### What to do
Below are the records; pull every line that includes "Tage".

### Listing

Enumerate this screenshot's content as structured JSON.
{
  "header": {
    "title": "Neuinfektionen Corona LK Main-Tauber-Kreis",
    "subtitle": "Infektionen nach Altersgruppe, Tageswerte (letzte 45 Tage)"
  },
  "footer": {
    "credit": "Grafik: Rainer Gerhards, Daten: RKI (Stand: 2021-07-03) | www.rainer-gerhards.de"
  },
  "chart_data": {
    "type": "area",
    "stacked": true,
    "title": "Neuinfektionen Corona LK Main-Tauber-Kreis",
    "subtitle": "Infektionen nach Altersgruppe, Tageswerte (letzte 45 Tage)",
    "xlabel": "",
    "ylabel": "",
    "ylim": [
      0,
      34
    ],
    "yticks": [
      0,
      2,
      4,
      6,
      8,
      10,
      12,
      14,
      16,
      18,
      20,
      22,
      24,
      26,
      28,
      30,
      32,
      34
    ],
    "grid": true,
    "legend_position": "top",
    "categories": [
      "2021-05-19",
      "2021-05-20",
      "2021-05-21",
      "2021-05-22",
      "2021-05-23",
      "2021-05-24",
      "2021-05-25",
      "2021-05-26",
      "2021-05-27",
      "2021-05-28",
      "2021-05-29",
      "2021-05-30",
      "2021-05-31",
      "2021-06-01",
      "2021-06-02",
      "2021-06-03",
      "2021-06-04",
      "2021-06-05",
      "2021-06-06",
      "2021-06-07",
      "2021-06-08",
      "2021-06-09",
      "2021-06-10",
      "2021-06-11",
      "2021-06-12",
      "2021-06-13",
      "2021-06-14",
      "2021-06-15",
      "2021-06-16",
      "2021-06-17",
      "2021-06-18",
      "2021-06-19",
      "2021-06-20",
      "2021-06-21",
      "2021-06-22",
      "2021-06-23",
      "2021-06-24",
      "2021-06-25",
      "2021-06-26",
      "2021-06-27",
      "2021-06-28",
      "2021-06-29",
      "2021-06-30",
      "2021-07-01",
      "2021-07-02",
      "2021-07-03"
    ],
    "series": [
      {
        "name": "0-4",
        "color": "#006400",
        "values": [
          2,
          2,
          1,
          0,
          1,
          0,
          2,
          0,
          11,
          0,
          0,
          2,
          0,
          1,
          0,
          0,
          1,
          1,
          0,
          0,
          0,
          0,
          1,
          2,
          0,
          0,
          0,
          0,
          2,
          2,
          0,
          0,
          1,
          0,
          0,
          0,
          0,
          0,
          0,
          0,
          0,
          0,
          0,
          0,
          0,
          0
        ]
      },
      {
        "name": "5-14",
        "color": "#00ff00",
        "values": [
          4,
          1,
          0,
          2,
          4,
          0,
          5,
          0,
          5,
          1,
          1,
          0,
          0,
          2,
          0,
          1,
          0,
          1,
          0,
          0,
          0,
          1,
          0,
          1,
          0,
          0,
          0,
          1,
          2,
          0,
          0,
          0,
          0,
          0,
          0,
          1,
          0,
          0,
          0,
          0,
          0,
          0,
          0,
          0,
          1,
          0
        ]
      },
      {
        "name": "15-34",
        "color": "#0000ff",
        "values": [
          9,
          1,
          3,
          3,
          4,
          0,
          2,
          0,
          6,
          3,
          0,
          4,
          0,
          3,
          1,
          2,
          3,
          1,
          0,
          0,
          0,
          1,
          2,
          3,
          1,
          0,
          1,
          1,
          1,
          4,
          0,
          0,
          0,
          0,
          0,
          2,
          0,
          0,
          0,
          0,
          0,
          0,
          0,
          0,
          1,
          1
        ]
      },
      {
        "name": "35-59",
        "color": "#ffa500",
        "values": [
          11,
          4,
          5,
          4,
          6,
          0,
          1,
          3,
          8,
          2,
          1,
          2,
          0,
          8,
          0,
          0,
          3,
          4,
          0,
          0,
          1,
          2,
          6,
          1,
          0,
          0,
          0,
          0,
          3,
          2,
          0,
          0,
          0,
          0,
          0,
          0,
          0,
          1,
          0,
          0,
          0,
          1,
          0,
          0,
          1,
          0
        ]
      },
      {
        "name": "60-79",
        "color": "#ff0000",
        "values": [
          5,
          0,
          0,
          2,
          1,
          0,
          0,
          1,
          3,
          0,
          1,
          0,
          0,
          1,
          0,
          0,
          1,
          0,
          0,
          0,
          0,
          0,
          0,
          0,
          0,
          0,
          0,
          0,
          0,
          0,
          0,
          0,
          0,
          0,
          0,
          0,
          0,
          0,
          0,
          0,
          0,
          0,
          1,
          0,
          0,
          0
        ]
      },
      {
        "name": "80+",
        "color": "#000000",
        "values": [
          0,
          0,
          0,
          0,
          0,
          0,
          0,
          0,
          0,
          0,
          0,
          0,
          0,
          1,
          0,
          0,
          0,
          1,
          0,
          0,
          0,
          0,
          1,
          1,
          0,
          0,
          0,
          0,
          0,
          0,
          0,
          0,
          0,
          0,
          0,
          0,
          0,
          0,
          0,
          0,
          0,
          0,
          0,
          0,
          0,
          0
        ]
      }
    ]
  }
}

### Answer to this task
    "subtitle": "Infektionen nach Altersgruppe, Tageswerte (letzte 45 Tage)"
    "subtitle": "Infektionen nach Altersgruppe, Tageswerte (letzte 45 Tage)",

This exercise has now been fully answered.